• _What you have to do_: Put each line of the listing below into a Markdown table with two columns, Index for the row number and Text for the line itself. Leave out any blank lines.

::::::::::

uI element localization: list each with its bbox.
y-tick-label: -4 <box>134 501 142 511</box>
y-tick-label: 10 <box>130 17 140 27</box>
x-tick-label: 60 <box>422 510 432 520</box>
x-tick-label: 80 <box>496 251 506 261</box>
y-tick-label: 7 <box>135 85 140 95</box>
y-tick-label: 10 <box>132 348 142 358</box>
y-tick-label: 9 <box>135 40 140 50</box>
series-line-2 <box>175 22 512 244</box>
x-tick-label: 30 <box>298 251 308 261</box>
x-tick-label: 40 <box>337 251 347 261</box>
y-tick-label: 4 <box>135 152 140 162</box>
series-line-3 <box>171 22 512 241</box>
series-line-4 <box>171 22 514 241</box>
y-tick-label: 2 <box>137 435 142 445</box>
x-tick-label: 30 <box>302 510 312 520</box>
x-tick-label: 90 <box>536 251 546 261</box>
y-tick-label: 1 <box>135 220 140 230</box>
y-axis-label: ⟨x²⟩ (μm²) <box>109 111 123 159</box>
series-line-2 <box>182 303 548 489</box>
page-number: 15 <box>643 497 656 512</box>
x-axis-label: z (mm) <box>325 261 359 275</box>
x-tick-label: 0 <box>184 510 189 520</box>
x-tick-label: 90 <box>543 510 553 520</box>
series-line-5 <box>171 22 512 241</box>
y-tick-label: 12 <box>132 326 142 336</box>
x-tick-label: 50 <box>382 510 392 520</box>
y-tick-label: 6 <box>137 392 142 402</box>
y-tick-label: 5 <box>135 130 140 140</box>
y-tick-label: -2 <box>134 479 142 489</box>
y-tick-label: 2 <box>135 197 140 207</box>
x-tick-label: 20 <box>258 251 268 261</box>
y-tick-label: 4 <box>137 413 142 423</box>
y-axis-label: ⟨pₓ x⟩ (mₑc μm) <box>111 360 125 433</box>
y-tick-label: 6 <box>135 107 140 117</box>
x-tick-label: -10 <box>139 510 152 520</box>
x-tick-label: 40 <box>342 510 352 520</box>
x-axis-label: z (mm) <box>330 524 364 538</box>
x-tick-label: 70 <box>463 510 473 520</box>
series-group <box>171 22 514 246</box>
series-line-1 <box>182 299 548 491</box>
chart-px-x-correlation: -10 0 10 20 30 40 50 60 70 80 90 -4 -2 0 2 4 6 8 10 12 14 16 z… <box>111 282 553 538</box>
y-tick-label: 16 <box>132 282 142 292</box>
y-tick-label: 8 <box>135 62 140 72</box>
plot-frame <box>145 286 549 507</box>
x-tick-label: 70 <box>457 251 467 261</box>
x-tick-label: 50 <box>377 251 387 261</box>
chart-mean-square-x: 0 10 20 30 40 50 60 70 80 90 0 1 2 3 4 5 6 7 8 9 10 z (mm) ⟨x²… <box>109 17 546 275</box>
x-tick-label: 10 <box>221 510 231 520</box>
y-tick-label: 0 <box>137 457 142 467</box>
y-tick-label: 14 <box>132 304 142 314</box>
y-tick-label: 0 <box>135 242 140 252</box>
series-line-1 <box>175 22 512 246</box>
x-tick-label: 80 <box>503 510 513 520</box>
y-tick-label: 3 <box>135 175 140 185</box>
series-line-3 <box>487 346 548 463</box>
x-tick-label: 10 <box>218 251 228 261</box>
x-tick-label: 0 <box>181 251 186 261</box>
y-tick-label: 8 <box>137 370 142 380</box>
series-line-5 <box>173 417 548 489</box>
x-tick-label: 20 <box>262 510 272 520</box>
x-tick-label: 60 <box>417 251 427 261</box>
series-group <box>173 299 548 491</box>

::::::::::

• _Full output_:
| Index | Text |
|---|---|
| 1 | uI element localization: list each with its bbox. |
| 2 | y-tick-label: -4 <box>134 501 142 511</box> |
| 3 | y-tick-label: 10 <box>130 17 140 27</box> |
| 4 | x-tick-label: 60 <box>422 510 432 520</box> |
| 5 | x-tick-label: 80 <box>496 251 506 261</box> |
| 6 | y-tick-label: 7 <box>135 85 140 95</box> |
| 7 | y-tick-label: 10 <box>132 348 142 358</box> |
| 8 | y-tick-label: 9 <box>135 40 140 50</box> |
| 9 | series-line-2 <box>175 22 512 244</box> |
| 10 | x-tick-label: 30 <box>298 251 308 261</box> |
| 11 | x-tick-label: 40 <box>337 251 347 261</box> |
| 12 | y-tick-label: 4 <box>135 152 140 162</box> |
| 13 | series-line-3 <box>171 22 512 241</box> |
| 14 | series-line-4 <box>171 22 514 241</box> |
| 15 | y-tick-label: 2 <box>137 435 142 445</box> |
| 16 | x-tick-label: 30 <box>302 510 312 520</box> |
| 17 | x-tick-label: 90 <box>536 251 546 261</box> |
| 18 | y-tick-label: 1 <box>135 220 140 230</box> |
| 19 | y-axis-label: ⟨x²⟩ (μm²) <box>109 111 123 159</box> |
| 20 | series-line-2 <box>182 303 548 489</box> |
| 21 | page-number: 15 <box>643 497 656 512</box> |
| 22 | x-axis-label: z (mm) <box>325 261 359 275</box> |
| 23 | x-tick-label: 0 <box>184 510 189 520</box> |
| 24 | x-tick-label: 90 <box>543 510 553 520</box> |
| 25 | series-line-5 <box>171 22 512 241</box> |
| 26 | y-tick-label: 12 <box>132 326 142 336</box> |
| 27 | x-tick-label: 50 <box>382 510 392 520</box> |
| 28 | y-tick-label: 6 <box>137 392 142 402</box> |
| 29 | y-tick-label: 5 <box>135 130 140 140</box> |
| 30 | y-tick-label: -2 <box>134 479 142 489</box> |
| 31 | y-tick-label: 2 <box>135 197 140 207</box> |
| 32 | x-tick-label: 20 <box>258 251 268 261</box> |
| 33 | y-tick-label: 4 <box>137 413 142 423</box> |
| 34 | y-axis-label: ⟨pₓ x⟩ (mₑc μm) <box>111 360 125 433</box> |
| 35 | y-tick-label: 6 <box>135 107 140 117</box> |
| 36 | x-tick-label: -10 <box>139 510 152 520</box> |
| 37 | x-tick-label: 40 <box>342 510 352 520</box> |
| 38 | x-axis-label: z (mm) <box>330 524 364 538</box> |
| 39 | x-tick-label: 70 <box>463 510 473 520</box> |
| 40 | series-group <box>171 22 514 246</box> |
| 41 | series-line-1 <box>182 299 548 491</box> |
| 42 | chart-px-x-correlation: -10 0 10 20 30 40 50 60 70 80 90 -4 -2 0 2 4 6 8 10 12 14 16 z… <box>111 282 553 538</box> |
| 43 | y-tick-label: 16 <box>132 282 142 292</box> |
| 44 | y-tick-label: 8 <box>135 62 140 72</box> |
| 45 | plot-frame <box>145 286 549 507</box> |
| 46 | x-tick-label: 70 <box>457 251 467 261</box> |
| 47 | x-tick-label: 50 <box>377 251 387 261</box> |
| 48 | chart-mean-square-x: 0 10 20 30 40 50 60 70 80 90 0 1 2 3 4 5 6 7 8 9 10 z (mm) ⟨x²… <box>109 17 546 275</box> |
| 49 | x-tick-label: 10 <box>221 510 231 520</box> |
| 50 | y-tick-label: 0 <box>137 457 142 467</box> |
| 51 | y-tick-label: 14 <box>132 304 142 314</box> |
| 52 | y-tick-label: 0 <box>135 242 140 252</box> |
| 53 | series-line-1 <box>175 22 512 246</box> |
| 54 | x-tick-label: 80 <box>503 510 513 520</box> |
| 55 | y-tick-label: 3 <box>135 175 140 185</box> |
| 56 | series-line-3 <box>487 346 548 463</box> |
| 57 | x-tick-label: 10 <box>218 251 228 261</box> |
| 58 | x-tick-label: 0 <box>181 251 186 261</box> |
| 59 | y-tick-label: 8 <box>137 370 142 380</box> |
| 60 | series-line-5 <box>173 417 548 489</box> |
| 61 | x-tick-label: 20 <box>262 510 272 520</box> |
| 62 | x-tick-label: 60 <box>417 251 427 261</box> |
| 63 | series-group <box>173 299 548 491</box> |